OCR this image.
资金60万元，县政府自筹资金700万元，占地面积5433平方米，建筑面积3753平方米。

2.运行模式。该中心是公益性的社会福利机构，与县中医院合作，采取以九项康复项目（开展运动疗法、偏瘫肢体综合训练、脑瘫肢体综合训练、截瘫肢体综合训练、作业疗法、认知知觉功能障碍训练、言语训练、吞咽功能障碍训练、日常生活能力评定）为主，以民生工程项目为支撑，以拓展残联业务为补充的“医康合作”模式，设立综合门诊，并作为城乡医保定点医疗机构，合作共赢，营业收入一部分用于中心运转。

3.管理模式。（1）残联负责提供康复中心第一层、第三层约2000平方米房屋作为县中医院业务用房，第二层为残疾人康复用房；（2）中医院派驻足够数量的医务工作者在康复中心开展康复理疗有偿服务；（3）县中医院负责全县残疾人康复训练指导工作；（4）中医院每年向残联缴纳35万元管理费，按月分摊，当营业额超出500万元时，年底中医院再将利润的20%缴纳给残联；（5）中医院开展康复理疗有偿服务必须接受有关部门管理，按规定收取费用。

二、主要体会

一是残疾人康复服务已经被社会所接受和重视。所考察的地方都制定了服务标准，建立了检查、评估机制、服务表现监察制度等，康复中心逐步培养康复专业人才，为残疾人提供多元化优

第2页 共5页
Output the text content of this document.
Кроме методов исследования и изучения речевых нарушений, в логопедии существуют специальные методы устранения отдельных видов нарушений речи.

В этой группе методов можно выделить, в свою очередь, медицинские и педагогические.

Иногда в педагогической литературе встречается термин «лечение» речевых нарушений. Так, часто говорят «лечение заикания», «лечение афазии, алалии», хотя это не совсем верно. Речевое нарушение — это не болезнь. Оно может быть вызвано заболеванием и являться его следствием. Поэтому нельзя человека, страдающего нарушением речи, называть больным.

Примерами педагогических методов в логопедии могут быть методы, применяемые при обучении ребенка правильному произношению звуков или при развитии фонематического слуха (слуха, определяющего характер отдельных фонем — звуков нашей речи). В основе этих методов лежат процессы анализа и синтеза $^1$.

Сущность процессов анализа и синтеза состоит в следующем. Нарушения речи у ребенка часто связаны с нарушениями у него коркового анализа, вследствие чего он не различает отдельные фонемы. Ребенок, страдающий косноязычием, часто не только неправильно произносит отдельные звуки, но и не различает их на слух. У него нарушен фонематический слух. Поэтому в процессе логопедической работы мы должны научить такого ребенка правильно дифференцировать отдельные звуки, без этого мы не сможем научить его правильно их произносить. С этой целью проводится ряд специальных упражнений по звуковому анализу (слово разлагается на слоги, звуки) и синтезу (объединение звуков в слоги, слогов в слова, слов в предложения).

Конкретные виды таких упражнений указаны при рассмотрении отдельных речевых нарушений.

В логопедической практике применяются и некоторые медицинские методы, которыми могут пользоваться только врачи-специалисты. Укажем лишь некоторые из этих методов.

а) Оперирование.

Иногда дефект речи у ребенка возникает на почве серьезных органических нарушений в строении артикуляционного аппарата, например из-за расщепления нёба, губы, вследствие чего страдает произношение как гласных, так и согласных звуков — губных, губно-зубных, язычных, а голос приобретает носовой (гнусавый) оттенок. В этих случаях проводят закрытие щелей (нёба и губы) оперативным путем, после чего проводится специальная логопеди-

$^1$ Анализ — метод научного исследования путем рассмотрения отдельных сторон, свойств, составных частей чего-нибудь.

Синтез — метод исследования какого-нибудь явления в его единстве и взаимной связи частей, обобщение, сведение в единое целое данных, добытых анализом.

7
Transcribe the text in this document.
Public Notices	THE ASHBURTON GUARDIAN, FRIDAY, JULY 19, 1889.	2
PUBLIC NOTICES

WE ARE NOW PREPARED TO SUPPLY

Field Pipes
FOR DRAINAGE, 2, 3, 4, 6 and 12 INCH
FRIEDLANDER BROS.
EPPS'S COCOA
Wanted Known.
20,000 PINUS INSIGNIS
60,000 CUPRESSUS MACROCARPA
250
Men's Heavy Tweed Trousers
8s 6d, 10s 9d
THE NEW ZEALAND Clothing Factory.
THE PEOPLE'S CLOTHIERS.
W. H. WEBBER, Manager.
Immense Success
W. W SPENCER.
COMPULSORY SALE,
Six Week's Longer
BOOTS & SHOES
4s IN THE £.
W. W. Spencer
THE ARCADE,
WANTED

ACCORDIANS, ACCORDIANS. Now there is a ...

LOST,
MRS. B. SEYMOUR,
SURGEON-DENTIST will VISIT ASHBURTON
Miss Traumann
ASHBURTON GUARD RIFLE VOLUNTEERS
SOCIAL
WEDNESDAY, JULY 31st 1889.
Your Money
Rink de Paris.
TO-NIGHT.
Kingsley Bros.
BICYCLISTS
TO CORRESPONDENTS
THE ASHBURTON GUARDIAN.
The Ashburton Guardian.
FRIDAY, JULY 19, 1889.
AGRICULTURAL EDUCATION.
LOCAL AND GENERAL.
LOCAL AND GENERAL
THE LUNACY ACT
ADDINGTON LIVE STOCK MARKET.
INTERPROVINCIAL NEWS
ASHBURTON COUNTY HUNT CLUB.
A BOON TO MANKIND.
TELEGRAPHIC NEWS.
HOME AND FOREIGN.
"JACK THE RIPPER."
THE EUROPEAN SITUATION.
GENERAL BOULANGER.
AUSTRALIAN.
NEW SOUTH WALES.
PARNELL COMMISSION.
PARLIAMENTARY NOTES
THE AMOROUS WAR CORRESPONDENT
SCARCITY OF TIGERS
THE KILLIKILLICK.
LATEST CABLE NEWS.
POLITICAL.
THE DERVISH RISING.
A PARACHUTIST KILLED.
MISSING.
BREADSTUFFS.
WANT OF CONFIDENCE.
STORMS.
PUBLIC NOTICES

———

Each line above must be printed exactly as it appears.

OCR this image.
资金60万元，县政府自筹资金700万元，占地面积5433平方米，建筑面积3753平方米。

2.运行模式。该中心是公益性的社会福利机构，与县中医院合作，采取以九项康复项目（开展运动疗法、偏瘫肢体综合训练、脑瘫肢体综合训练、截瘫肢体综合训练、作业疗法、认知知觉功能障碍训练、言语训练、吞咽功能障碍训练、日常生活能力评定）为主，以民生工程项目为支撑，以拓展残联业务为补充的“医康合作”模式，设立综合门诊，并作为城乡医保定点医疗机构，合作共赢，营业收入一部分用于中心运转。

3.管理模式。（1）残联负责提供康复中心第一层、第三层约2000平方米房屋作为县中医院业务用房，第二层为残疾人康复用房；（2）中医院派驻足够数量的医务工作者在康复中心开展康复理疗有偿服务；（3）县中医院负责全县残疾人康复训练指导工作；（4）中医院每年向残联缴纳35万元管理费，按月分摊，当营业额超出500万元时，年底中医院再将利润的20%缴纳给残联；（5）中医院开展康复理疗有偿服务必须接受有关部门管理，按规定收取费用。

二、主要体会

一是残疾人康复服务已经被社会所接受和重视。所考察的地方都制定了服务标准，建立了检查、评估机制、服务表现监察制度等，康复中心逐步培养康复专业人才，为残疾人提供多元化优

第2页 共5页
Output the text content of this document.
Кроме методов исследования и изучения речевых нарушений, в логопедии существуют специальные методы устранения отдельных видов нарушений речи.

В этой группе методов можно выделить, в свою очередь, медицинские и педагогические.

Иногда в педагогической литературе встречается термин «лечение» речевых нарушений. Так, часто говорят «лечение заикания», «лечение афазии, алалии», хотя это не совсем верно. Речевое нарушение — это не болезнь. Оно может быть вызвано заболеванием и являться его следствием. Поэтому нельзя человека, страдающего нарушением речи, называть больным.

Примерами педагогических методов в логопедии могут быть методы, применяемые при обучении ребенка правильному произношению звуков или при развитии фонематического слуха (слуха, определяющего характер отдельных фонем — звуков нашей речи). В основе этих методов лежат процессы анализа и синтеза $^1$.

Сущность процессов анализа и синтеза состоит в следующем. Нарушения речи у ребенка часто связаны с нарушениями у него коркового анализа, вследствие чего он не различает отдельные фонемы. Ребенок, страдающий косноязычием, часто не только неправильно произносит отдельные звуки, но и не различает их на слух. У него нарушен фонематический слух. Поэтому в процессе логопедической работы мы должны научить такого ребенка правильно дифференцировать отдельные звуки, без этого мы не сможем научить его правильно их произносить. С этой целью проводится ряд специальных упражнений по звуковому анализу (слово разлагается на слоги, звуки) и синтезу (объединение звуков в слоги, слогов в слова, слов в предложения).

Конкретные виды таких упражнений указаны при рассмотрении отдельных речевых нарушений.

В логопедической практике применяются и некоторые медицинские методы, которыми могут пользоваться только врачи-специалисты. Укажем лишь некоторые из этих методов.

а) Оперирование.

Иногда дефект речи у ребенка возникает на почве серьезных органических нарушений в строении артикуляционного аппарата, например из-за расщепления нёба, губы, вследствие чего страдает произношение как гласных, так и согласных звуков — губных, губно-зубных, язычных, а голос приобретает носовой (гнусавый) оттенок. В этих случаях проводят закрытие щелей (нёба и губы) оперативным путем, после чего проводится специальная логопеди-

$^1$ Анализ — метод научного исследования путем рассмотрения отдельных сторон, свойств, составных частей чего-нибудь.

Синтез — метод исследования какого-нибудь явления в его единстве и взаимной связи частей, обобщение, сведение в единое целое данных, добытых анализом.

7
Transcribe the text in this document.
Public Notices	THE ASHBURTON GUARDIAN, FRIDAY, JULY 19, 1889.	2
PUBLIC NOTICES

WE ARE NOW PREPARED TO SUPPLY

Field Pipes
FOR DRAINAGE, 2, 3, 4, 6 and 12 INCH
FRIEDLANDER BROS.
EPPS'S COCOA
Wanted Known.
20,000 PINUS INSIGNIS
60,000 CUPRESSUS MACROCARPA
250
Men's Heavy Tweed Trousers
8s 6d, 10s 9d
THE NEW ZEALAND Clothing Factory.
THE PEOPLE'S CLOTHIERS.
W. H. WEBBER, Manager.
Immense Success
W. W SPENCER.
COMPULSORY SALE,
Six Week's Longer
BOOTS & SHOES
4s IN THE £.
W. W. Spencer
THE ARCADE,
WANTED

ACCORDIANS, ACCORDIANS. Now there is a ...

LOST,
MRS. B. SEYMOUR,
SURGEON-DENTIST will VISIT ASHBURTON
Miss Traumann
ASHBURTON GUARD RIFLE VOLUNTEERS
SOCIAL
WEDNESDAY, JULY 31st 1889.
Your Money
Rink de Paris.
TO-NIGHT.
Kingsley Bros.
BICYCLISTS
TO CORRESPONDENTS
THE ASHBURTON GUARDIAN.
The Ashburton Guardian.
FRIDAY, JULY 19, 1889.
AGRICULTURAL EDUCATION.
LOCAL AND GENERAL.
LOCAL AND GENERAL
THE LUNACY ACT
ADDINGTON LIVE STOCK MARKET.
INTERPROVINCIAL NEWS
ASHBURTON COUNTY HUNT CLUB.
A BOON TO MANKIND.
TELEGRAPHIC NEWS.
HOME AND FOREIGN.
"JACK THE RIPPER."
THE EUROPEAN SITUATION.
GENERAL BOULANGER.
AUSTRALIAN.
NEW SOUTH WALES.
PARNELL COMMISSION.
PARLIAMENTARY NOTES
THE AMOROUS WAR CORRESPONDENT
SCARCITY OF TIGERS
THE KILLIKILLICK.
LATEST CABLE NEWS.
POLITICAL.
THE DERVISH RISING.
A PARACHUTIST KILLED.
MISSING.
BREADSTUFFS.
WANT OF CONFIDENCE.
STORMS.
PUBLIC NOTICES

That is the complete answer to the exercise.